_WRITTEN EXERCISE:_ Set every record down verbatim and omit the pictures.

begin SUPPLIED DATA

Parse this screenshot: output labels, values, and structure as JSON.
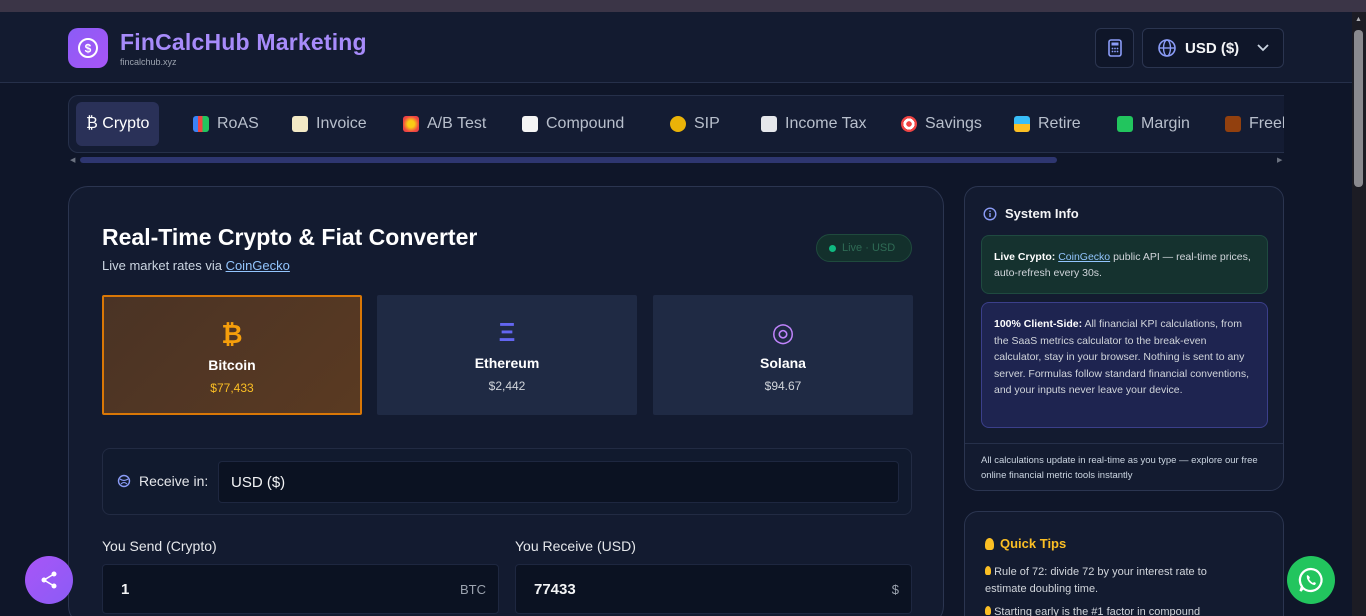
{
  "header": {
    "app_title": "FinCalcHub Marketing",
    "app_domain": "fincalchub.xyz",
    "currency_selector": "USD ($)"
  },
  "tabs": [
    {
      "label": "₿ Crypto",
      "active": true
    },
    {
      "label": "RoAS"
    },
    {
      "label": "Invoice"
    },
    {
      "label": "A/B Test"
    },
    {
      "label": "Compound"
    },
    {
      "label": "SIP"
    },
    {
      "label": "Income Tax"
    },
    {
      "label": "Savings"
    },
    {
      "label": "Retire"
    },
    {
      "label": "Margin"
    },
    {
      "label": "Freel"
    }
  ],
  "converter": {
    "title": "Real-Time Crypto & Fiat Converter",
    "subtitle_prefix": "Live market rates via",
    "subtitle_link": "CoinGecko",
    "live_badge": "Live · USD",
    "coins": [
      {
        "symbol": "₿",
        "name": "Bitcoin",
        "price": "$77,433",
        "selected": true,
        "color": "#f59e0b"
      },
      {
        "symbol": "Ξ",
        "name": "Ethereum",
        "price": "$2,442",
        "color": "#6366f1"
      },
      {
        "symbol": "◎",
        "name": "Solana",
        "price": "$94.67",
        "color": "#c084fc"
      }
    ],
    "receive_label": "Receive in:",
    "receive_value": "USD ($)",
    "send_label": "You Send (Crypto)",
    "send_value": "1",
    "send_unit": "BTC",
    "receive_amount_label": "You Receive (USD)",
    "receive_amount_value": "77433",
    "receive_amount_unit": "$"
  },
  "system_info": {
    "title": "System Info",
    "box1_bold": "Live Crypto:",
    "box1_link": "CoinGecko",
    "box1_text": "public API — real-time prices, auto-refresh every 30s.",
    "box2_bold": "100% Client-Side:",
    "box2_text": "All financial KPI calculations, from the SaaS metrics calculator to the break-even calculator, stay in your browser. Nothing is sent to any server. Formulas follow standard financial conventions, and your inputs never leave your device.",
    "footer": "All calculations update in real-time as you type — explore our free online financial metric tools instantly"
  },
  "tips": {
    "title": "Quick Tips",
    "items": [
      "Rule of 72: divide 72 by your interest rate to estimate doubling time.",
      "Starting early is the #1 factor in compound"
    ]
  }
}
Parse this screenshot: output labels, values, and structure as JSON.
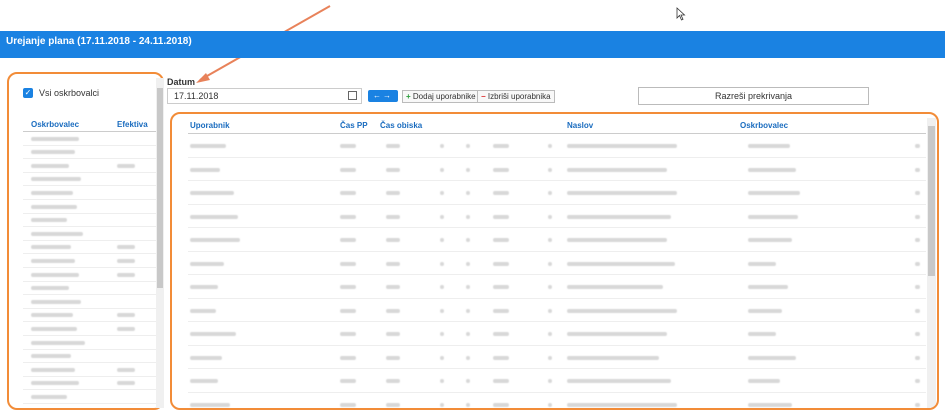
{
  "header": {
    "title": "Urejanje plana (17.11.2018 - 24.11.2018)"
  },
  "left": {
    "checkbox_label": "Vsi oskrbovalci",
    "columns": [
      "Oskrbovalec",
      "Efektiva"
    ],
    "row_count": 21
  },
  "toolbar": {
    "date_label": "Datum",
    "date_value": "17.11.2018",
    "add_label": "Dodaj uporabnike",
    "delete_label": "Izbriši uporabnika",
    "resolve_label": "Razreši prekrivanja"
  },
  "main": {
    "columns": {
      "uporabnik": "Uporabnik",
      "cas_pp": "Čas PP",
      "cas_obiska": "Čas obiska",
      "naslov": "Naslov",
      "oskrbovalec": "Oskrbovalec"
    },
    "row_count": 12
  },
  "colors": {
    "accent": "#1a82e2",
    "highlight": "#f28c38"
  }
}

end SUPPLIED DATA

_REPLY:_
Parse this screenshot: output labels, values, and structure as JSON.
{
  "header": {
    "app_title": "FinCalcHub Marketing",
    "app_domain": "fincalchub.xyz",
    "currency_selector": "USD ($)"
  },
  "tabs": [
    {
      "label": "₿ Crypto",
      "active": true
    },
    {
      "label": "RoAS"
    },
    {
      "label": "Invoice"
    },
    {
      "label": "A/B Test"
    },
    {
      "label": "Compound"
    },
    {
      "label": "SIP"
    },
    {
      "label": "Income Tax"
    },
    {
      "label": "Savings"
    },
    {
      "label": "Retire"
    },
    {
      "label": "Margin"
    },
    {
      "label": "Freel"
    }
  ],
  "converter": {
    "title": "Real-Time Crypto & Fiat Converter",
    "subtitle_prefix": "Live market rates via",
    "subtitle_link": "CoinGecko",
    "live_badge": "Live · USD",
    "coins": [
      {
        "symbol": "₿",
        "name": "Bitcoin",
        "price": "$77,433",
        "selected": true,
        "color": "#f59e0b"
      },
      {
        "symbol": "Ξ",
        "name": "Ethereum",
        "price": "$2,442",
        "color": "#6366f1"
      },
      {
        "symbol": "◎",
        "name": "Solana",
        "price": "$94.67",
        "color": "#c084fc"
      }
    ],
    "receive_label": "Receive in:",
    "receive_value": "USD ($)",
    "send_label": "You Send (Crypto)",
    "send_value": "1",
    "send_unit": "BTC",
    "receive_amount_label": "You Receive (USD)",
    "receive_amount_value": "77433",
    "receive_amount_unit": "$"
  },
  "system_info": {
    "title": "System Info",
    "box1_bold": "Live Crypto:",
    "box1_link": "CoinGecko",
    "box1_text": "public API — real-time prices, auto-refresh every 30s.",
    "box2_bold": "100% Client-Side:",
    "box2_text": "All financial KPI calculations, from the SaaS metrics calculator to the break-even calculator, stay in your browser. Nothing is sent to any server. Formulas follow standard financial conventions, and your inputs never leave your device.",
    "footer": "All calculations update in real-time as you type — explore our free online financial metric tools instantly"
  },
  "tips": {
    "title": "Quick Tips",
    "items": [
      "Rule of 72: divide 72 by your interest rate to estimate doubling time.",
      "Starting early is the #1 factor in compound"
    ]
  }
}
Parse this screenshot: output labels, values, and structure as JSON.
{
  "header": {
    "title": "Urejanje plana (17.11.2018 - 24.11.2018)"
  },
  "left": {
    "checkbox_label": "Vsi oskrbovalci",
    "columns": [
      "Oskrbovalec",
      "Efektiva"
    ],
    "row_count": 21
  },
  "toolbar": {
    "date_label": "Datum",
    "date_value": "17.11.2018",
    "add_label": "Dodaj uporabnike",
    "delete_label": "Izbriši uporabnika",
    "resolve_label": "Razreši prekrivanja"
  },
  "main": {
    "columns": {
      "uporabnik": "Uporabnik",
      "cas_pp": "Čas PP",
      "cas_obiska": "Čas obiska",
      "naslov": "Naslov",
      "oskrbovalec": "Oskrbovalec"
    },
    "row_count": 12
  },
  "colors": {
    "accent": "#1a82e2",
    "highlight": "#f28c38"
  }
}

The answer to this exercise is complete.